### Stated task
The complete listing should be restated exactly.

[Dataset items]
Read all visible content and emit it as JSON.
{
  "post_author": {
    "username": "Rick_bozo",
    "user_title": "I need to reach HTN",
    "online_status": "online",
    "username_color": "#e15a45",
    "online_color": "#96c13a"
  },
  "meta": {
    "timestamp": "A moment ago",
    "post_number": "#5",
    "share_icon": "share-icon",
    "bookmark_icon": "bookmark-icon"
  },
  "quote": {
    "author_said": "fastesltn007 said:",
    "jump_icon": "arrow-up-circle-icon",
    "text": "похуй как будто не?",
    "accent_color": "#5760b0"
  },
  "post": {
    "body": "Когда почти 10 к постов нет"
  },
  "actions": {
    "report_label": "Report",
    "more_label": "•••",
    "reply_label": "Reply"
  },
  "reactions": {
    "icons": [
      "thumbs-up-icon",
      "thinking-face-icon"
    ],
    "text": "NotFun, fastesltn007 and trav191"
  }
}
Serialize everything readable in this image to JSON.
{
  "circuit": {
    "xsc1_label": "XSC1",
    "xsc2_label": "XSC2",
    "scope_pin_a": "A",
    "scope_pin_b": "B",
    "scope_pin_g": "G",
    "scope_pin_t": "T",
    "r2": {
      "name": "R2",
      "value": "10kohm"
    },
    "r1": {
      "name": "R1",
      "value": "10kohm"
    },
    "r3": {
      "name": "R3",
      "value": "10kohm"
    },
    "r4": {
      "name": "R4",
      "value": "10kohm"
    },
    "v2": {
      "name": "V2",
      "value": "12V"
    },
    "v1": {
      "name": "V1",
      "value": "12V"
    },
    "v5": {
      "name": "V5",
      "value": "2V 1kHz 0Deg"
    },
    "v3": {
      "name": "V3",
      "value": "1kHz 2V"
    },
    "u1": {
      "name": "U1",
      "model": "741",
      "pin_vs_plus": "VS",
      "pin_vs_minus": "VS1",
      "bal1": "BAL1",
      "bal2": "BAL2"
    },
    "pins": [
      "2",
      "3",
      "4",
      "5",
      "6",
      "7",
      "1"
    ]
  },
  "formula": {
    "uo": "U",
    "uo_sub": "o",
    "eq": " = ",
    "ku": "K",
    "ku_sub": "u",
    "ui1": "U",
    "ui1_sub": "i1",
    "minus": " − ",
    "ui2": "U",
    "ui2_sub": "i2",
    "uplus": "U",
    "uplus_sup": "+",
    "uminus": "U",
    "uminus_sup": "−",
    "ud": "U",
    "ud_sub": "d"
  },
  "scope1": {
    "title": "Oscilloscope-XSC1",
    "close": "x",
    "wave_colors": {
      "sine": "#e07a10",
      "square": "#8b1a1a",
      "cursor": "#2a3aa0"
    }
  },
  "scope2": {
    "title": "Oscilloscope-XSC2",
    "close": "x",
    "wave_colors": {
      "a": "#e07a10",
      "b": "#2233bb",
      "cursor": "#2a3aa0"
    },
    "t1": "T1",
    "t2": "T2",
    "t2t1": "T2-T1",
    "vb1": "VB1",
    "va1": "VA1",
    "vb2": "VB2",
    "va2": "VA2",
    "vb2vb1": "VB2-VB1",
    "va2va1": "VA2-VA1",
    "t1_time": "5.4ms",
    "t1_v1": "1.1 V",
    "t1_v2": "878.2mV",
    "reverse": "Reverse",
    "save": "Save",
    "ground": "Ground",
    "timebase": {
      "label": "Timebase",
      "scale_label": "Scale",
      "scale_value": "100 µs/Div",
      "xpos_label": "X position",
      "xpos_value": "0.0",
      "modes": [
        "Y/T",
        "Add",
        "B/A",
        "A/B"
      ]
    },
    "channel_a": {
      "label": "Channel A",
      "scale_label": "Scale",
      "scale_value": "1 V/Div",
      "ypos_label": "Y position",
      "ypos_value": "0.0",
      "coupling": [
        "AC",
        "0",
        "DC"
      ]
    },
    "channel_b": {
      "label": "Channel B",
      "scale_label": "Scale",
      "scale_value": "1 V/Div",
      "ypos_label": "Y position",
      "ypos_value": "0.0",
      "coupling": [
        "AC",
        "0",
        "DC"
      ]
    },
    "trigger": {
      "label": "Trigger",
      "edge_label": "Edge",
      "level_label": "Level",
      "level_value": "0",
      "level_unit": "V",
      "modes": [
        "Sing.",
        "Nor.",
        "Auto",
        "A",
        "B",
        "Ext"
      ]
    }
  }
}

### Output for this exercise
Read all visible content and emit it as JSON.
{
  "post_author": {
    "username": "Rick_bozo",
    "user_title": "I need to reach HTN",
    "online_status": "online",
    "username_color": "#e15a45",
    "online_color": "#96c13a"
  },
  "meta": {
    "timestamp": "A moment ago",
    "post_number": "#5",
    "share_icon": "share-icon",
    "bookmark_icon": "bookmark-icon"
  },
  "quote": {
    "author_said": "fastesltn007 said:",
    "jump_icon": "arrow-up-circle-icon",
    "text": "похуй как будто не?",
    "accent_color": "#5760b0"
  },
  "post": {
    "body": "Когда почти 10 к постов нет"
  },
  "actions": {
    "report_label": "Report",
    "more_label": "•••",
    "reply_label": "Reply"
  },
  "reactions": {
    "icons": [
      "thumbs-up-icon",
      "thinking-face-icon"
    ],
    "text": "NotFun, fastesltn007 and trav191"
  }
}
Serialize everything readable in this image to JSON.
{
  "circuit": {
    "xsc1_label": "XSC1",
    "xsc2_label": "XSC2",
    "scope_pin_a": "A",
    "scope_pin_b": "B",
    "scope_pin_g": "G",
    "scope_pin_t": "T",
    "r2": {
      "name": "R2",
      "value": "10kohm"
    },
    "r1": {
      "name": "R1",
      "value": "10kohm"
    },
    "r3": {
      "name": "R3",
      "value": "10kohm"
    },
    "r4": {
      "name": "R4",
      "value": "10kohm"
    },
    "v2": {
      "name": "V2",
      "value": "12V"
    },
    "v1": {
      "name": "V1",
      "value": "12V"
    },
    "v5": {
      "name": "V5",
      "value": "2V 1kHz 0Deg"
    },
    "v3": {
      "name": "V3",
      "value": "1kHz 2V"
    },
    "u1": {
      "name": "U1",
      "model": "741",
      "pin_vs_plus": "VS",
      "pin_vs_minus": "VS1",
      "bal1": "BAL1",
      "bal2": "BAL2"
    },
    "pins": [
      "2",
      "3",
      "4",
      "5",
      "6",
      "7",
      "1"
    ]
  },
  "formula": {
    "uo": "U",
    "uo_sub": "o",
    "eq": " = ",
    "ku": "K",
    "ku_sub": "u",
    "ui1": "U",
    "ui1_sub": "i1",
    "minus": " − ",
    "ui2": "U",
    "ui2_sub": "i2",
    "uplus": "U",
    "uplus_sup": "+",
    "uminus": "U",
    "uminus_sup": "−",
    "ud": "U",
    "ud_sub": "d"
  },
  "scope1": {
    "title": "Oscilloscope-XSC1",
    "close": "x",
    "wave_colors": {
      "sine": "#e07a10",
      "square": "#8b1a1a",
      "cursor": "#2a3aa0"
    }
  },
  "scope2": {
    "title": "Oscilloscope-XSC2",
    "close": "x",
    "wave_colors": {
      "a": "#e07a10",
      "b": "#2233bb",
      "cursor": "#2a3aa0"
    },
    "t1": "T1",
    "t2": "T2",
    "t2t1": "T2-T1",
    "vb1": "VB1",
    "va1": "VA1",
    "vb2": "VB2",
    "va2": "VA2",
    "vb2vb1": "VB2-VB1",
    "va2va1": "VA2-VA1",
    "t1_time": "5.4ms",
    "t1_v1": "1.1 V",
    "t1_v2": "878.2mV",
    "reverse": "Reverse",
    "save": "Save",
    "ground": "Ground",
    "timebase": {
      "label": "Timebase",
      "scale_label": "Scale",
      "scale_value": "100 µs/Div",
      "xpos_label": "X position",
      "xpos_value": "0.0",
      "modes": [
        "Y/T",
        "Add",
        "B/A",
        "A/B"
      ]
    },
    "channel_a": {
      "label": "Channel A",
      "scale_label": "Scale",
      "scale_value": "1 V/Div",
      "ypos_label": "Y position",
      "ypos_value": "0.0",
      "coupling": [
        "AC",
        "0",
        "DC"
      ]
    },
    "channel_b": {
      "label": "Channel B",
      "scale_label": "Scale",
      "scale_value": "1 V/Div",
      "ypos_label": "Y position",
      "ypos_value": "0.0",
      "coupling": [
        "AC",
        "0",
        "DC"
      ]
    },
    "trigger": {
      "label": "Trigger",
      "edge_label": "Edge",
      "level_label": "Level",
      "level_value": "0",
      "level_unit": "V",
      "modes": [
        "Sing.",
        "Nor.",
        "Auto",
        "A",
        "B",
        "Ext"
      ]
    }
  }
}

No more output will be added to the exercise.